■ **Data items**:
↓

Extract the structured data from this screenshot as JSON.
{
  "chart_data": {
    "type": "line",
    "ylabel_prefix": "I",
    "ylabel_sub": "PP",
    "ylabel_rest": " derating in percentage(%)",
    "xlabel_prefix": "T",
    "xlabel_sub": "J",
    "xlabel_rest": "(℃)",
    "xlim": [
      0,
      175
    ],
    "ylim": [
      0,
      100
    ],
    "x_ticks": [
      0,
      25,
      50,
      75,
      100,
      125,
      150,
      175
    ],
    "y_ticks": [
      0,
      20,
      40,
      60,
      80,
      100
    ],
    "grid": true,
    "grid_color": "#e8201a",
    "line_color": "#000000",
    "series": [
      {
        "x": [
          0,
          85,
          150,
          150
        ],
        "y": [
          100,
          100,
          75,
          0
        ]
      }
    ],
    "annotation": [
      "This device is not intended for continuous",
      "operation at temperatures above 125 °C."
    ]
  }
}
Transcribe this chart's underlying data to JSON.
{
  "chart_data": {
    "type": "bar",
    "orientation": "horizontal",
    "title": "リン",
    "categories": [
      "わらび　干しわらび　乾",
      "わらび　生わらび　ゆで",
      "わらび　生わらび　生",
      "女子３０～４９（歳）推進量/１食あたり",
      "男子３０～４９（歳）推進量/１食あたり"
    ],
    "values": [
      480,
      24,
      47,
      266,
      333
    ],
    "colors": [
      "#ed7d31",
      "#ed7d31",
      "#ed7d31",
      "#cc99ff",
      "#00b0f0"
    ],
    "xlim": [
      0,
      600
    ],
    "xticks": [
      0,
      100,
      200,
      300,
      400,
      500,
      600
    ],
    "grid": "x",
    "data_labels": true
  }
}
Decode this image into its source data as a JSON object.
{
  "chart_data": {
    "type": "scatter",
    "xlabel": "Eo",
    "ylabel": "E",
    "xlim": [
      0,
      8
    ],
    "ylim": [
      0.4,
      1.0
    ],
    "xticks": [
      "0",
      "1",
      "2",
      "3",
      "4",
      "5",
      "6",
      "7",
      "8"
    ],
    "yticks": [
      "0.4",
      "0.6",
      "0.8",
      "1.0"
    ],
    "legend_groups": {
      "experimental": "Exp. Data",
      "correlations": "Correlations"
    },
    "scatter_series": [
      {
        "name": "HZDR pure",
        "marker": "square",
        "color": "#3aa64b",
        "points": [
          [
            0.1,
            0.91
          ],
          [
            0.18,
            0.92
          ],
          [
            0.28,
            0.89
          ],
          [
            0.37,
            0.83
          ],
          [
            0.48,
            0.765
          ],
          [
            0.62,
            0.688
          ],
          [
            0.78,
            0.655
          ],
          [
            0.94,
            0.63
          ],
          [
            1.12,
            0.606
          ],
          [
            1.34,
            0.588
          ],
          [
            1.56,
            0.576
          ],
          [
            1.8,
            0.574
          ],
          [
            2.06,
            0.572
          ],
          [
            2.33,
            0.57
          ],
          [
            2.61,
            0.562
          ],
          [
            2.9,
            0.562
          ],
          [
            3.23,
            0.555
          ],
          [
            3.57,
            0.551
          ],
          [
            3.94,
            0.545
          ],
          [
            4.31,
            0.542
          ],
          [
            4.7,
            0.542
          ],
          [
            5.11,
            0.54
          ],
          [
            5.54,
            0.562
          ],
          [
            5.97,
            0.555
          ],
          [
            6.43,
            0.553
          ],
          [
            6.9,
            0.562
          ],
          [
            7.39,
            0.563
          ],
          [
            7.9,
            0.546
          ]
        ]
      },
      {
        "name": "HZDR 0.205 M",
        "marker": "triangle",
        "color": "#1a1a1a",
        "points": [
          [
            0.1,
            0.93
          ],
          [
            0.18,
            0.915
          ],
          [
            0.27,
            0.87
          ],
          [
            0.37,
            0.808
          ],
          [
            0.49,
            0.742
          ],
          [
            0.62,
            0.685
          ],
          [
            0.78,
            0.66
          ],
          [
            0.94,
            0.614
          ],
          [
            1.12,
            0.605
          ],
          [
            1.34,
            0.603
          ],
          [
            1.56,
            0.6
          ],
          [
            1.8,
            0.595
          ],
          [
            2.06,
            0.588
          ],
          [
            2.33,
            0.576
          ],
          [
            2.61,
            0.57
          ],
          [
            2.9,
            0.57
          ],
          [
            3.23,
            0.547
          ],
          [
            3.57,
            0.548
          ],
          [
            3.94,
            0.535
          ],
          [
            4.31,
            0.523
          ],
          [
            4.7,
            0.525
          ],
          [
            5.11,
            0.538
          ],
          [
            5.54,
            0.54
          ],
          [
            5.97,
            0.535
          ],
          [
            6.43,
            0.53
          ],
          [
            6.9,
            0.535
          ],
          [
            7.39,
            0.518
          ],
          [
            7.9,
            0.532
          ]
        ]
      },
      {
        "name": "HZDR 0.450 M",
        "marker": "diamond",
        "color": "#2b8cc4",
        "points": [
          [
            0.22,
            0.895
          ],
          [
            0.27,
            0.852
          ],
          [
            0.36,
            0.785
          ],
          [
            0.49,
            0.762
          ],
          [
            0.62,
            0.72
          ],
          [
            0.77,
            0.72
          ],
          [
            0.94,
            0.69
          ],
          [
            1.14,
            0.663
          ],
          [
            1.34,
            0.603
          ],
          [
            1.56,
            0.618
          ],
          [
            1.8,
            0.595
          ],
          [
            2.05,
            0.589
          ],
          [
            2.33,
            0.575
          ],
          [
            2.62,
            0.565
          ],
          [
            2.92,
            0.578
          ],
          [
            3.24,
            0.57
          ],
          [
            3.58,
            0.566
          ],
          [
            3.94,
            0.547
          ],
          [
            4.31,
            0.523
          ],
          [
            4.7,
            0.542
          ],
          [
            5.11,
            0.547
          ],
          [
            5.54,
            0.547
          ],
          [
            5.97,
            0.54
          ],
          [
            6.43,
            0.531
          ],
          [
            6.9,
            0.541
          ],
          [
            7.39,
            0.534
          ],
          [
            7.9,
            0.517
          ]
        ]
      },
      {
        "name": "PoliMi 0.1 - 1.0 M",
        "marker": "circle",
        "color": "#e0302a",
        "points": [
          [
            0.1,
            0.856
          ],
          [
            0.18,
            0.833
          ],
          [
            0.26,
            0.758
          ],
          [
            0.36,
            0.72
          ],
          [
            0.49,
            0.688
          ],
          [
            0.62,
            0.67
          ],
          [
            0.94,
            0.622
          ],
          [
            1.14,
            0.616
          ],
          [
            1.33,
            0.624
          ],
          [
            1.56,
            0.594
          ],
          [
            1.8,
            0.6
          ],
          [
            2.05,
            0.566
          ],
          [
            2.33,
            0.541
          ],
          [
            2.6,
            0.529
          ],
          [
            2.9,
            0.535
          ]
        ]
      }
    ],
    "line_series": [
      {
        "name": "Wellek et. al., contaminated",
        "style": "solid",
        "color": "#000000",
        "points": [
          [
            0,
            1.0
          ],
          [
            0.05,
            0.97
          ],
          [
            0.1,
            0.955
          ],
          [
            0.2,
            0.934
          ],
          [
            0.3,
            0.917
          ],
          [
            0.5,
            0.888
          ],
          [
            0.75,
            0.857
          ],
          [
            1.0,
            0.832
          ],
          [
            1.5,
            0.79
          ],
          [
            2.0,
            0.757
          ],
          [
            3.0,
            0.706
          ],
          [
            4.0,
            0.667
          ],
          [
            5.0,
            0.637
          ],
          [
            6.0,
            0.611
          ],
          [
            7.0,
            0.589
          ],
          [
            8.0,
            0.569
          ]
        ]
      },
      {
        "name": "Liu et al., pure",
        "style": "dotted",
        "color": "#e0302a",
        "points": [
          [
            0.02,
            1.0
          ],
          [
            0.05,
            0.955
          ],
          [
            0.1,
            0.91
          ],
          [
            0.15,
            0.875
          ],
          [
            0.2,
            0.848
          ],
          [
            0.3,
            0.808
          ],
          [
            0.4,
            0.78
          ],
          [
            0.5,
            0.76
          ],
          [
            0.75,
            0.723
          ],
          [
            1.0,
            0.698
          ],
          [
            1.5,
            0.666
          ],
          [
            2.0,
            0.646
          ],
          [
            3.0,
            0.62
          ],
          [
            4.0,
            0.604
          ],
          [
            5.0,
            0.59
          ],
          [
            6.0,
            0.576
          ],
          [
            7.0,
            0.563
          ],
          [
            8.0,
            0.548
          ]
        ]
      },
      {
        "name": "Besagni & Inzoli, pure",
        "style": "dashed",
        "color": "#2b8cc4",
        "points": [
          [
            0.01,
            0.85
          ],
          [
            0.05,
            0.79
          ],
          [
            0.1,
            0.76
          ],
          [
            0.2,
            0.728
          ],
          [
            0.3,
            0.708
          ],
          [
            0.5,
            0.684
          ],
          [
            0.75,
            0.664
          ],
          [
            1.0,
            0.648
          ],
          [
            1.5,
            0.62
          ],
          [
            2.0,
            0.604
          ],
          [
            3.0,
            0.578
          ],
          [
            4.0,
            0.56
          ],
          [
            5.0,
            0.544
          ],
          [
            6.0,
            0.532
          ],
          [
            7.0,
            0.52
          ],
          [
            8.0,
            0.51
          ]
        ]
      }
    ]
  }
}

↑

■ **WHAT TO WORK ON**:
Take every line from the records above that has the word "JSON" and copy it.

■ **OUTPUT BELOW**:
Extract the structured data from this screenshot as JSON.
Transcribe this chart's underlying data to JSON.
Decode this image into its source data as a JSON object.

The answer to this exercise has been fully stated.